++++ DATA FOR THE TASK ++++

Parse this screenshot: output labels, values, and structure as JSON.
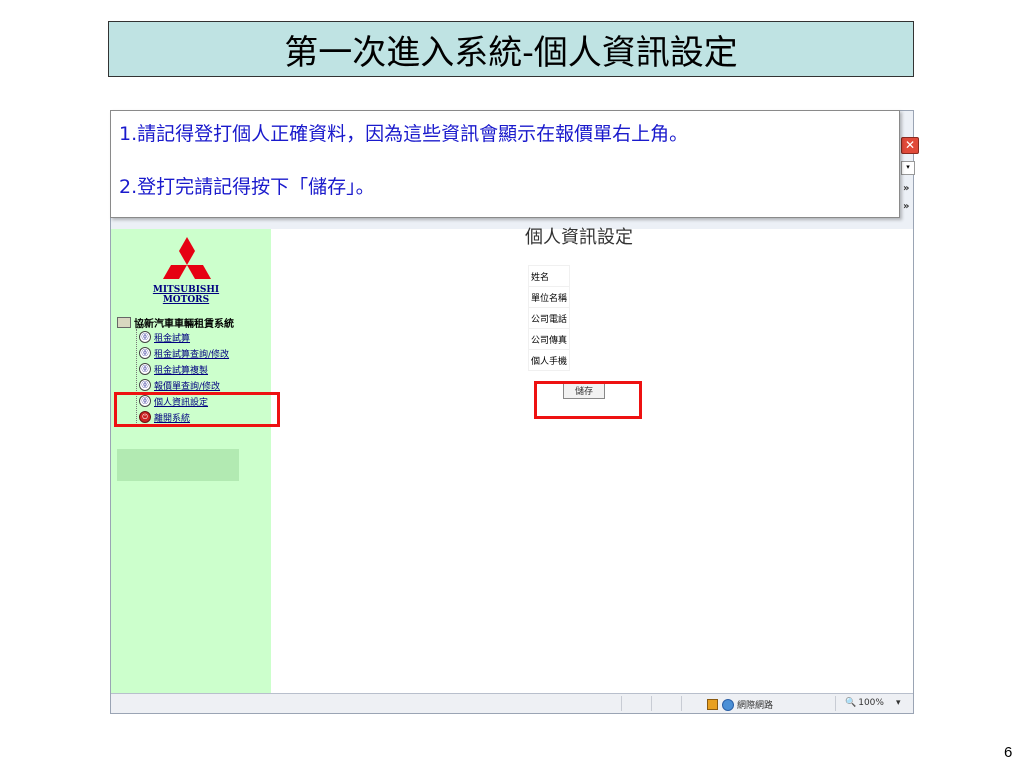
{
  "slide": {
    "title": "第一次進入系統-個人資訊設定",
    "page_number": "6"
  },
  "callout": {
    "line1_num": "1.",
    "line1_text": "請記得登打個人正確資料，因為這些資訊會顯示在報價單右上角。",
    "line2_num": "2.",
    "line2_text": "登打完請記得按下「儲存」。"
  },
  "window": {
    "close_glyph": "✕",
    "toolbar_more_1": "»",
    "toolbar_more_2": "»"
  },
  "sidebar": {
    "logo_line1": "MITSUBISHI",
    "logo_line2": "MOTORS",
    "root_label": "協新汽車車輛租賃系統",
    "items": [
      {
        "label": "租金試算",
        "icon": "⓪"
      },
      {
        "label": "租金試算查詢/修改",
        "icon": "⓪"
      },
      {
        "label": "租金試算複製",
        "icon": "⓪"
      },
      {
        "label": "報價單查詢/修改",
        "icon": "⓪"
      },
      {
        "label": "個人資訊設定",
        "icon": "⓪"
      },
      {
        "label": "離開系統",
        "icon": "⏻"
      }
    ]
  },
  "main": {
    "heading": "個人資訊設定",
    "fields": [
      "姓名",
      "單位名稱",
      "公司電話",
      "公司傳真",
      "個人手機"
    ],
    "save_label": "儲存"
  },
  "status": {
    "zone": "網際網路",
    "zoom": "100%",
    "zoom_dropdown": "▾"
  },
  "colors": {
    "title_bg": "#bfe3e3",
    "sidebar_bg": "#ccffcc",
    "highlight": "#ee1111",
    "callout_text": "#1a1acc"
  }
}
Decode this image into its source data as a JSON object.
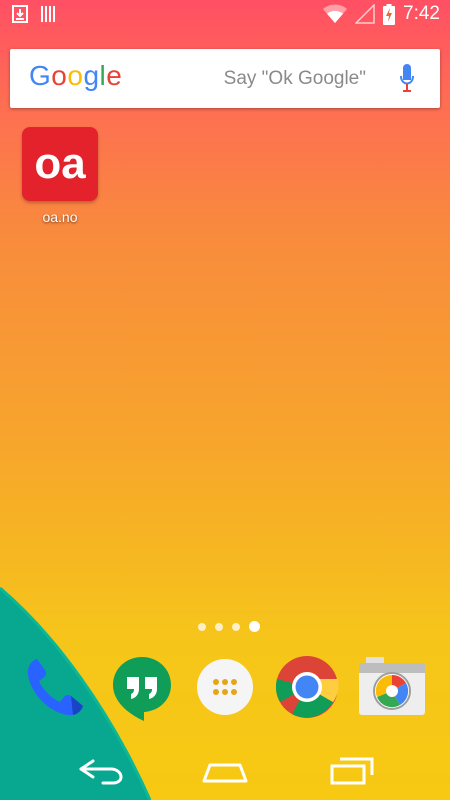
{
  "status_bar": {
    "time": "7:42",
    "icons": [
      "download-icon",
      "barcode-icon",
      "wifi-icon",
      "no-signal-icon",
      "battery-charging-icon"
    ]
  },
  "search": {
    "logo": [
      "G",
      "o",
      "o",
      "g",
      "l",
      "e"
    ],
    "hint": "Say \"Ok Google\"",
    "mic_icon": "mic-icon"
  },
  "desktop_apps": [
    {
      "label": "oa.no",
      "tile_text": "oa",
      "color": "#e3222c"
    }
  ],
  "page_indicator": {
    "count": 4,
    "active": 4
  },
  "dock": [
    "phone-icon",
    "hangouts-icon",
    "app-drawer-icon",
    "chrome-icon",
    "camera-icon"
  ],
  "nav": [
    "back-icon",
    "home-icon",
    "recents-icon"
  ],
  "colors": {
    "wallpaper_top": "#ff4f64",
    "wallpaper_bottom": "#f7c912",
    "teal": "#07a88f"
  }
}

++++

• _GIVEN INSTRUCTION_:
Extract, exactly as written, the span of lines from the one holding "Decode this image" through the last line, inclusive. Skip any picture.

• _PROBLEM SOLUTION_:
Decode this image into its source data as a JSON object.
{
  "status_bar": {
    "time": "7:42",
    "icons": [
      "download-icon",
      "barcode-icon",
      "wifi-icon",
      "no-signal-icon",
      "battery-charging-icon"
    ]
  },
  "search": {
    "logo": [
      "G",
      "o",
      "o",
      "g",
      "l",
      "e"
    ],
    "hint": "Say \"Ok Google\"",
    "mic_icon": "mic-icon"
  },
  "desktop_apps": [
    {
      "label": "oa.no",
      "tile_text": "oa",
      "color": "#e3222c"
    }
  ],
  "page_indicator": {
    "count": 4,
    "active": 4
  },
  "dock": [
    "phone-icon",
    "hangouts-icon",
    "app-drawer-icon",
    "chrome-icon",
    "camera-icon"
  ],
  "nav": [
    "back-icon",
    "home-icon",
    "recents-icon"
  ],
  "colors": {
    "wallpaper_top": "#ff4f64",
    "wallpaper_bottom": "#f7c912",
    "teal": "#07a88f"
  }
}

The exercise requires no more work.